What to produce: Please find every line in the records below that contains the word "Clinical", and copy it.

Supplied data:

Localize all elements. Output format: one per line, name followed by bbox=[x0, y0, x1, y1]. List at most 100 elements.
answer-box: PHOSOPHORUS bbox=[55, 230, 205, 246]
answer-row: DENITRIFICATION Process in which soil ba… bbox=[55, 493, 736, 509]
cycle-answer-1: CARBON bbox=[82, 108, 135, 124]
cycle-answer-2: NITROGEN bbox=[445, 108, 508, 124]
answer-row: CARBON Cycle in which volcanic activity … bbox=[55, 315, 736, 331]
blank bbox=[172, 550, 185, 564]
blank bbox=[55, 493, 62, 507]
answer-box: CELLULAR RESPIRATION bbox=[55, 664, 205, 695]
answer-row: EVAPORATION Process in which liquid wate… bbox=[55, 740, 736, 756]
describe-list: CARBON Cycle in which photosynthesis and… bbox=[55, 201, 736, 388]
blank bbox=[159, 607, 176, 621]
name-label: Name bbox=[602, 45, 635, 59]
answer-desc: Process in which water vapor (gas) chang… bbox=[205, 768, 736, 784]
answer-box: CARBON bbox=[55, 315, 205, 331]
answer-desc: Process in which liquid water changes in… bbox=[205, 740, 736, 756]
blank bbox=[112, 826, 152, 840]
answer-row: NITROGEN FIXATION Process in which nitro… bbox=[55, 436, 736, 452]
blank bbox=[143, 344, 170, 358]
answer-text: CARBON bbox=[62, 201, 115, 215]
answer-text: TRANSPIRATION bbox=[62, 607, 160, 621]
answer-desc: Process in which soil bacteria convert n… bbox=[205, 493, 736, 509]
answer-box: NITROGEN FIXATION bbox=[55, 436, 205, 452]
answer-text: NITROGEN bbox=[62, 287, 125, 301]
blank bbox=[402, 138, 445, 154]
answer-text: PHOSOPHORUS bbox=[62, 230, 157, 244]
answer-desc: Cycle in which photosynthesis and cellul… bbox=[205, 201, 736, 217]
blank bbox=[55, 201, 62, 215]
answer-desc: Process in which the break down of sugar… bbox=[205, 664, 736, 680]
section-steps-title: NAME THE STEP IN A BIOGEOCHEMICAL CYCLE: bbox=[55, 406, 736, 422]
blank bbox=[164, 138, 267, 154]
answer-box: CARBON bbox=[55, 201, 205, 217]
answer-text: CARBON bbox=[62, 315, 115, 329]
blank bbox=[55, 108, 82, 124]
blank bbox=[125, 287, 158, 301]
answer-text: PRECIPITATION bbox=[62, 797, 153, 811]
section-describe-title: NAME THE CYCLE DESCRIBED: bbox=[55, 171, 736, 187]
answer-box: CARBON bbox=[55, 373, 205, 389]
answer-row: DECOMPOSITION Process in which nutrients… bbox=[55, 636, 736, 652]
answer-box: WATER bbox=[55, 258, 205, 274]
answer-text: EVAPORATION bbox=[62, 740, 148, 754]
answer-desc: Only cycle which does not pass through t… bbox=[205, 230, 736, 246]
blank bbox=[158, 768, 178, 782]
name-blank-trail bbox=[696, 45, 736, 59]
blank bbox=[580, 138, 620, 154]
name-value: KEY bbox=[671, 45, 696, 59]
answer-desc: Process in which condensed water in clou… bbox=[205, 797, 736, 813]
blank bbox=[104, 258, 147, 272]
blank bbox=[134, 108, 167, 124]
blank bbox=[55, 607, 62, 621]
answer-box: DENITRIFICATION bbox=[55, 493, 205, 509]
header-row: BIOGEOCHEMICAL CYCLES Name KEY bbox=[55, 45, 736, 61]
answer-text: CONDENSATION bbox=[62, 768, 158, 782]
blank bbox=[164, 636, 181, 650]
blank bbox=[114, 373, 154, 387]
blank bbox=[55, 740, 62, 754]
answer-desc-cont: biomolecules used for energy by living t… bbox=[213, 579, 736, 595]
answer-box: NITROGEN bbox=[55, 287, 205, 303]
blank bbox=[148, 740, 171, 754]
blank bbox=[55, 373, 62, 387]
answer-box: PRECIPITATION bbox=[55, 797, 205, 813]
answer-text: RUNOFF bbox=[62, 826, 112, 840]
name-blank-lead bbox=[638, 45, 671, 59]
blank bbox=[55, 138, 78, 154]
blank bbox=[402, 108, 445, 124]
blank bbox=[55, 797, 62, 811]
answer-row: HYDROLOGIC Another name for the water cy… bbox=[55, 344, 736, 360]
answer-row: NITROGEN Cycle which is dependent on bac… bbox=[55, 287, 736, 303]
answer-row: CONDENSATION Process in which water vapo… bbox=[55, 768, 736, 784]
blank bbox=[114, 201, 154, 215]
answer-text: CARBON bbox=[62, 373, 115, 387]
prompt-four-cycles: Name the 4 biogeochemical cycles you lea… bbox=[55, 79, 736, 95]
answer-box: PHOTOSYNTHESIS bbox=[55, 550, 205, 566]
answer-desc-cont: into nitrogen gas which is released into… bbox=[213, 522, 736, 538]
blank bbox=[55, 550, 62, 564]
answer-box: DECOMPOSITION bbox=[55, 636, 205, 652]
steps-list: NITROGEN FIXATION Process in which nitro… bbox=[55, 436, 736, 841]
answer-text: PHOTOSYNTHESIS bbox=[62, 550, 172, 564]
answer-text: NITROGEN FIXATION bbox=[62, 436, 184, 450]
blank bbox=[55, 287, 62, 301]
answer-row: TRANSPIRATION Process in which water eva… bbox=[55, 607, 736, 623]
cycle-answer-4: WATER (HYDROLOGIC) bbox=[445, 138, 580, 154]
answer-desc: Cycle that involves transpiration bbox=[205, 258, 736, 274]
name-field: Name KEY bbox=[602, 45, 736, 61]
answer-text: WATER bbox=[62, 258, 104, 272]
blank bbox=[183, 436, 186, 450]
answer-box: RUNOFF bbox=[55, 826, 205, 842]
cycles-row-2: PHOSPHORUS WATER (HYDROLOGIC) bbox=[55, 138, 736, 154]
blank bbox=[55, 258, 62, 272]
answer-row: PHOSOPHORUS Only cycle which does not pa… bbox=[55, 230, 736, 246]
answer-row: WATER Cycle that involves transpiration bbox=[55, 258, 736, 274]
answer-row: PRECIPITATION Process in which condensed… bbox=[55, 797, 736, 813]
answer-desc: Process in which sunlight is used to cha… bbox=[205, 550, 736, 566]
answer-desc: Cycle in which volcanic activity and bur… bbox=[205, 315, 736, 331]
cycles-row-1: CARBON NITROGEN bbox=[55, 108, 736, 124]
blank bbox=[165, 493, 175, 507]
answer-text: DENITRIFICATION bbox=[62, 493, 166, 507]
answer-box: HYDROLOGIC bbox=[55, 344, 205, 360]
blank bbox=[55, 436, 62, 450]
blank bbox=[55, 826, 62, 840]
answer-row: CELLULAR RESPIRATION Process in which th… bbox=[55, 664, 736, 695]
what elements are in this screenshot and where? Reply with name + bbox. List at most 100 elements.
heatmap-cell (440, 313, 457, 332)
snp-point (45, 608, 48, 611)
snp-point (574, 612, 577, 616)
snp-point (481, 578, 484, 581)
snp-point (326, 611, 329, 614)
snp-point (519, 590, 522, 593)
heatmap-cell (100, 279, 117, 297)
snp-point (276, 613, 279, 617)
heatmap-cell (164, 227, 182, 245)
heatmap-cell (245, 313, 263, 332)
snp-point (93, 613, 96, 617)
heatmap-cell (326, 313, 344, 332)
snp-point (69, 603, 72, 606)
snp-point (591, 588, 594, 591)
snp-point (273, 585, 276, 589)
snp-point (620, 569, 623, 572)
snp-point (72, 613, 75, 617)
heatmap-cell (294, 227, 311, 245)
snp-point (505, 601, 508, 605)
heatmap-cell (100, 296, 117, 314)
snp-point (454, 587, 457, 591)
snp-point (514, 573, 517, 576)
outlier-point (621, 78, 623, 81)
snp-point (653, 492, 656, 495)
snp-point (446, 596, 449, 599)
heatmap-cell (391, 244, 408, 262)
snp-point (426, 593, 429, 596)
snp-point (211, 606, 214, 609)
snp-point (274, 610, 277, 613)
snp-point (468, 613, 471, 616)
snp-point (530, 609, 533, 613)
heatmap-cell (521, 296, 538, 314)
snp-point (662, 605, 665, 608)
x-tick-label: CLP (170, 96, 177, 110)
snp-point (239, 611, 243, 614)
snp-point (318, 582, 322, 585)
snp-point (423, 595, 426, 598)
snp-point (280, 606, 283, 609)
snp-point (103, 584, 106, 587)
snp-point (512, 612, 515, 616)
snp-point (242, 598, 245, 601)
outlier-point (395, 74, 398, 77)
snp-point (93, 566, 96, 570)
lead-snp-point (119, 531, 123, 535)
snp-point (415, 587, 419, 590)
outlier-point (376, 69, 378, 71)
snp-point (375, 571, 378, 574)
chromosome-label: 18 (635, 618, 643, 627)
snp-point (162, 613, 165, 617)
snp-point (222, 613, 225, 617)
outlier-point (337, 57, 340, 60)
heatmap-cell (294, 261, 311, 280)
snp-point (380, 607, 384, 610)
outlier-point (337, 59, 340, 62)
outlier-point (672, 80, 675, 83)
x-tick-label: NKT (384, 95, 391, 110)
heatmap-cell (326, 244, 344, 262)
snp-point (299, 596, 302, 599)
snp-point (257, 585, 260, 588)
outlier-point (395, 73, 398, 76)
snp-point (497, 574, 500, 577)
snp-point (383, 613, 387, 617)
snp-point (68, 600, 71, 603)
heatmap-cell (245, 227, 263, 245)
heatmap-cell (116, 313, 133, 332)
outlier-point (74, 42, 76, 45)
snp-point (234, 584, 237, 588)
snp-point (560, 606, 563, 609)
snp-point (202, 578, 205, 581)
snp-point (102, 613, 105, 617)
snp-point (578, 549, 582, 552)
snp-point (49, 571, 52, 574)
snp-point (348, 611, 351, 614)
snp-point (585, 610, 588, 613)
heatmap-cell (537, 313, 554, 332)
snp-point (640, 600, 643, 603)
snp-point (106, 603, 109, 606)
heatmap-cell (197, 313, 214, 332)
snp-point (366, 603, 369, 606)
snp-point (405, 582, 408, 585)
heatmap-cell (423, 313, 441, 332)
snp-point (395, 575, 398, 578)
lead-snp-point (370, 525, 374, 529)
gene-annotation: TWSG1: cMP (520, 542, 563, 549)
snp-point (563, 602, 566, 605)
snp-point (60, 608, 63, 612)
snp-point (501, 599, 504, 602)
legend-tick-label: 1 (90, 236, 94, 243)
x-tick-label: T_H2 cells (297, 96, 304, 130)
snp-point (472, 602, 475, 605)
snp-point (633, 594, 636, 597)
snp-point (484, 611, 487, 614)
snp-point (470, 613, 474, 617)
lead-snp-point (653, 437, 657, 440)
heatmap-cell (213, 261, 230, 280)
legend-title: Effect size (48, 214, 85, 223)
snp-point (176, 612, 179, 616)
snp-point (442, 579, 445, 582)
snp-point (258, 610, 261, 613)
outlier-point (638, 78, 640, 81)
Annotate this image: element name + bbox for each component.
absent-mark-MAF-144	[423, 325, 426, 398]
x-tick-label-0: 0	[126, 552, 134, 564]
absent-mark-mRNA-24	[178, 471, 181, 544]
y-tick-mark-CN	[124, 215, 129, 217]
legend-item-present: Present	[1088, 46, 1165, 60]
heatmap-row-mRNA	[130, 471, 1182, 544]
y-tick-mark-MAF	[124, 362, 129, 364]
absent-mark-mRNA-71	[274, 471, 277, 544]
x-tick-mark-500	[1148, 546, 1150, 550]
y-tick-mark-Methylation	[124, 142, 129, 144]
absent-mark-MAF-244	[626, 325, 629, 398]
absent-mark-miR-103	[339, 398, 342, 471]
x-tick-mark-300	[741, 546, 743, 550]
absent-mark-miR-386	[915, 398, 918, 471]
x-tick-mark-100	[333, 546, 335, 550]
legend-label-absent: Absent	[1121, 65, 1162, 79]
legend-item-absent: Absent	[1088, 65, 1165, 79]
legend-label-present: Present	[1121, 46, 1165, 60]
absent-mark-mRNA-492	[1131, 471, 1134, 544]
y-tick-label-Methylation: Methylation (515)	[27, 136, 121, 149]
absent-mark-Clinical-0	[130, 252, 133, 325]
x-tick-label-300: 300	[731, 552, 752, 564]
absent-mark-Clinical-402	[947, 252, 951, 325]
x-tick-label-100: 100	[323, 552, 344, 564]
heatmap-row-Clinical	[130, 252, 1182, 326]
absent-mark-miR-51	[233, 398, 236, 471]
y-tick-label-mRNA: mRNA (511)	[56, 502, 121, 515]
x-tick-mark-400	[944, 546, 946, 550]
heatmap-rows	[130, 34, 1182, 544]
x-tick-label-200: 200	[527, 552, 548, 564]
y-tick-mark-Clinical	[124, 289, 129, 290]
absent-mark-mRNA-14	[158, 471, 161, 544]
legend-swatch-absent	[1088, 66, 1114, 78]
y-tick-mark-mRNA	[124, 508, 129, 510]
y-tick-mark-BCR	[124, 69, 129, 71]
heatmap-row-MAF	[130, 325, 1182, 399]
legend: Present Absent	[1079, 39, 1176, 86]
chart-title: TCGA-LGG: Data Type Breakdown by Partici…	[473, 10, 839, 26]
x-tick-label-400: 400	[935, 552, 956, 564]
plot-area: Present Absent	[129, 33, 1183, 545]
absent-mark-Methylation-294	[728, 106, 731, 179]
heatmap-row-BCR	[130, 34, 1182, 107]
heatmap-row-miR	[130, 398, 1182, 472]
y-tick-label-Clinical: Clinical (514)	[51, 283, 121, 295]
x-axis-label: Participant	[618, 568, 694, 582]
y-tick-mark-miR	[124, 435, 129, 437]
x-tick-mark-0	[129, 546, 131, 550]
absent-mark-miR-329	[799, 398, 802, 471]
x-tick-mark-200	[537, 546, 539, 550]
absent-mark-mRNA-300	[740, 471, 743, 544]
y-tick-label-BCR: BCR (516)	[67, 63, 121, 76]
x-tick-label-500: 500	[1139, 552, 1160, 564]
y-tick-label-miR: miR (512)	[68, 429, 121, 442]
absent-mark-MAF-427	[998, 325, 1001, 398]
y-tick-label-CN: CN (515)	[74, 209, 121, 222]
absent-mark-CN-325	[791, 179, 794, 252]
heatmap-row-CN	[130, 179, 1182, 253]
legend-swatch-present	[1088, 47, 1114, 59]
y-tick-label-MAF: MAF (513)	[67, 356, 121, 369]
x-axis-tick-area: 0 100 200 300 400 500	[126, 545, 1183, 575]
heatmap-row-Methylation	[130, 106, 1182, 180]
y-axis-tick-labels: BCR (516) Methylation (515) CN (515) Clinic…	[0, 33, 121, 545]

Exercise response:
absent-mark-Clinical-0	[130, 252, 133, 325]
absent-mark-Clinical-402	[947, 252, 951, 325]
heatmap-row-Clinical	[130, 252, 1182, 326]
y-tick-mark-Clinical	[124, 289, 129, 290]
y-tick-label-Clinical: Clinical (514)	[51, 283, 121, 295]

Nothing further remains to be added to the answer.